TASK GOAL: Your task is to copy every line of this material exactly.

SUPPLIED ENTRIES:
──────────

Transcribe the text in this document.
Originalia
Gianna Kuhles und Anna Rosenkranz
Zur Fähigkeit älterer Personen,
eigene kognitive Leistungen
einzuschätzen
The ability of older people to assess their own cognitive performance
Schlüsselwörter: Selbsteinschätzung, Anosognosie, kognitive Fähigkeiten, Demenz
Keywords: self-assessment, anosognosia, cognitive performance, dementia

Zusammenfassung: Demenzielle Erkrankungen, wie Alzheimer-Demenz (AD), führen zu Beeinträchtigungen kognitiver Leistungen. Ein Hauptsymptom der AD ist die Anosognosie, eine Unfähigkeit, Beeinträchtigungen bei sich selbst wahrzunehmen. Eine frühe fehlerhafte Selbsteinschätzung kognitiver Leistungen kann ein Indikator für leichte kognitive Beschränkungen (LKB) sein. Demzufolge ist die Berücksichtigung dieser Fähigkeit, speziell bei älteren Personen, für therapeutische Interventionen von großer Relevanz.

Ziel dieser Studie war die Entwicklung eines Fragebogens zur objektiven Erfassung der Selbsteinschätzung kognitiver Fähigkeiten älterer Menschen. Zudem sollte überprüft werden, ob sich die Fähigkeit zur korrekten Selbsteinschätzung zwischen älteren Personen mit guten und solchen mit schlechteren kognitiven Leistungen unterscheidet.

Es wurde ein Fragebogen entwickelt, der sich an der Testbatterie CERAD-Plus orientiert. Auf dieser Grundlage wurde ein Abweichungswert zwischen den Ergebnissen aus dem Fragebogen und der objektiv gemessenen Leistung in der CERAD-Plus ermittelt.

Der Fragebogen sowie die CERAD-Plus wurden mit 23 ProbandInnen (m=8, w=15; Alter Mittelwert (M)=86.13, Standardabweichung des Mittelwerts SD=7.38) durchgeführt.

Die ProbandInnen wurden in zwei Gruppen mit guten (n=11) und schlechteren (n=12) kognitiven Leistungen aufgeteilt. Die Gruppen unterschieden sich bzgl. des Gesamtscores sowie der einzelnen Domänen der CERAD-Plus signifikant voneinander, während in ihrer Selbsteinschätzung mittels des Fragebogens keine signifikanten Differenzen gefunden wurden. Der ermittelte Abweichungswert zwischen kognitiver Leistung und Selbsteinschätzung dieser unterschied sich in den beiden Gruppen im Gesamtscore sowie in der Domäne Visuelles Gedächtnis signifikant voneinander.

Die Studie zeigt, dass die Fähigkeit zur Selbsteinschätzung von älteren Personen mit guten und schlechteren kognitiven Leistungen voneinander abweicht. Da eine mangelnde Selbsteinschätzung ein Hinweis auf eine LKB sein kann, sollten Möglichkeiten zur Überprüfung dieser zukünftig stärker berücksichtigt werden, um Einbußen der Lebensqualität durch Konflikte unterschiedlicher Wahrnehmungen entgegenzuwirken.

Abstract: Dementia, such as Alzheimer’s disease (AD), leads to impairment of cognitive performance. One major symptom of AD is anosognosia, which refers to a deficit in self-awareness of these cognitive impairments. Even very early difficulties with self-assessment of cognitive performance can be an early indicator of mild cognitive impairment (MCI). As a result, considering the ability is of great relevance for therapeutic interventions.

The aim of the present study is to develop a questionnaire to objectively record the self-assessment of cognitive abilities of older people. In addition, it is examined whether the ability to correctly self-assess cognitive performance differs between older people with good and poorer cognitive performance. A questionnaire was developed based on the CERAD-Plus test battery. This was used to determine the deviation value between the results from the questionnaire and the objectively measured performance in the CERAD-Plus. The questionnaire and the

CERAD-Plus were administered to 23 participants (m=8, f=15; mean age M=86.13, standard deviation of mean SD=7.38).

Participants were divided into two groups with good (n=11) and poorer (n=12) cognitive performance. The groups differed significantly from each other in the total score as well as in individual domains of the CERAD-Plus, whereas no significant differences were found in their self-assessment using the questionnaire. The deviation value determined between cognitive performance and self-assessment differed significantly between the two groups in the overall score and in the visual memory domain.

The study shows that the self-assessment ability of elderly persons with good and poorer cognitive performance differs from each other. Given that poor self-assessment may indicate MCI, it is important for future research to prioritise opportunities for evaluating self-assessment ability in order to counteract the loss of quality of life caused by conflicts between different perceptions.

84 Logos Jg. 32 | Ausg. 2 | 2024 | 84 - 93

──────────

SOLUTION TO THIS EXERCISE:
Transcribe the text in this document.
Originalia
Gianna Kuhles und Anna Rosenkranz
Zur Fähigkeit älterer Personen,
eigene kognitive Leistungen
einzuschätzen
The ability of older people to assess their own cognitive performance
Schlüsselwörter: Selbsteinschätzung, Anosognosie, kognitive Fähigkeiten, Demenz
Keywords: self-assessment, anosognosia, cognitive performance, dementia

Zusammenfassung: Demenzielle Erkrankungen, wie Alzheimer-Demenz (AD), führen zu Beeinträchtigungen kognitiver Leistungen. Ein Hauptsymptom der AD ist die Anosognosie, eine Unfähigkeit, Beeinträchtigungen bei sich selbst wahrzunehmen. Eine frühe fehlerhafte Selbsteinschätzung kognitiver Leistungen kann ein Indikator für leichte kognitive Beschränkungen (LKB) sein. Demzufolge ist die Berücksichtigung dieser Fähigkeit, speziell bei älteren Personen, für therapeutische Interventionen von großer Relevanz.

Ziel dieser Studie war die Entwicklung eines Fragebogens zur objektiven Erfassung der Selbsteinschätzung kognitiver Fähigkeiten älterer Menschen. Zudem sollte überprüft werden, ob sich die Fähigkeit zur korrekten Selbsteinschätzung zwischen älteren Personen mit guten und solchen mit schlechteren kognitiven Leistungen unterscheidet.

Es wurde ein Fragebogen entwickelt, der sich an der Testbatterie CERAD-Plus orientiert. Auf dieser Grundlage wurde ein Abweichungswert zwischen den Ergebnissen aus dem Fragebogen und der objektiv gemessenen Leistung in der CERAD-Plus ermittelt.

Der Fragebogen sowie die CERAD-Plus wurden mit 23 ProbandInnen (m=8, w=15; Alter Mittelwert (M)=86.13, Standardabweichung des Mittelwerts SD=7.38) durchgeführt.

Die ProbandInnen wurden in zwei Gruppen mit guten (n=11) und schlechteren (n=12) kognitiven Leistungen aufgeteilt. Die Gruppen unterschieden sich bzgl. des Gesamtscores sowie der einzelnen Domänen der CERAD-Plus signifikant voneinander, während in ihrer Selbsteinschätzung mittels des Fragebogens keine signifikanten Differenzen gefunden wurden. Der ermittelte Abweichungswert zwischen kognitiver Leistung und Selbsteinschätzung dieser unterschied sich in den beiden Gruppen im Gesamtscore sowie in der Domäne Visuelles Gedächtnis signifikant voneinander.

Die Studie zeigt, dass die Fähigkeit zur Selbsteinschätzung von älteren Personen mit guten und schlechteren kognitiven Leistungen voneinander abweicht. Da eine mangelnde Selbsteinschätzung ein Hinweis auf eine LKB sein kann, sollten Möglichkeiten zur Überprüfung dieser zukünftig stärker berücksichtigt werden, um Einbußen der Lebensqualität durch Konflikte unterschiedlicher Wahrnehmungen entgegenzuwirken.

Abstract: Dementia, such as Alzheimer’s disease (AD), leads to impairment of cognitive performance. One major symptom of AD is anosognosia, which refers to a deficit in self-awareness of these cognitive impairments. Even very early difficulties with self-assessment of cognitive performance can be an early indicator of mild cognitive impairment (MCI). As a result, considering the ability is of great relevance for therapeutic interventions.

The aim of the present study is to develop a questionnaire to objectively record the self-assessment of cognitive abilities of older people. In addition, it is examined whether the ability to correctly self-assess cognitive performance differs between older people with good and poorer cognitive performance. A questionnaire was developed based on the CERAD-Plus test battery. This was used to determine the deviation value between the results from the questionnaire and the objectively measured performance in the CERAD-Plus. The questionnaire and the

CERAD-Plus were administered to 23 participants (m=8, f=15; mean age M=86.13, standard deviation of mean SD=7.38).

Participants were divided into two groups with good (n=11) and poorer (n=12) cognitive performance. The groups differed significantly from each other in the total score as well as in individual domains of the CERAD-Plus, whereas no significant differences were found in their self-assessment using the questionnaire. The deviation value determined between cognitive performance and self-assessment differed significantly between the two groups in the overall score and in the visual memory domain.

The study shows that the self-assessment ability of elderly persons with good and poorer cognitive performance differs from each other. Given that poor self-assessment may indicate MCI, it is important for future research to prioritise opportunities for evaluating self-assessment ability in order to counteract the loss of quality of life caused by conflicts between different perceptions.

84 Logos Jg. 32 | Ausg. 2 | 2024 | 84 - 93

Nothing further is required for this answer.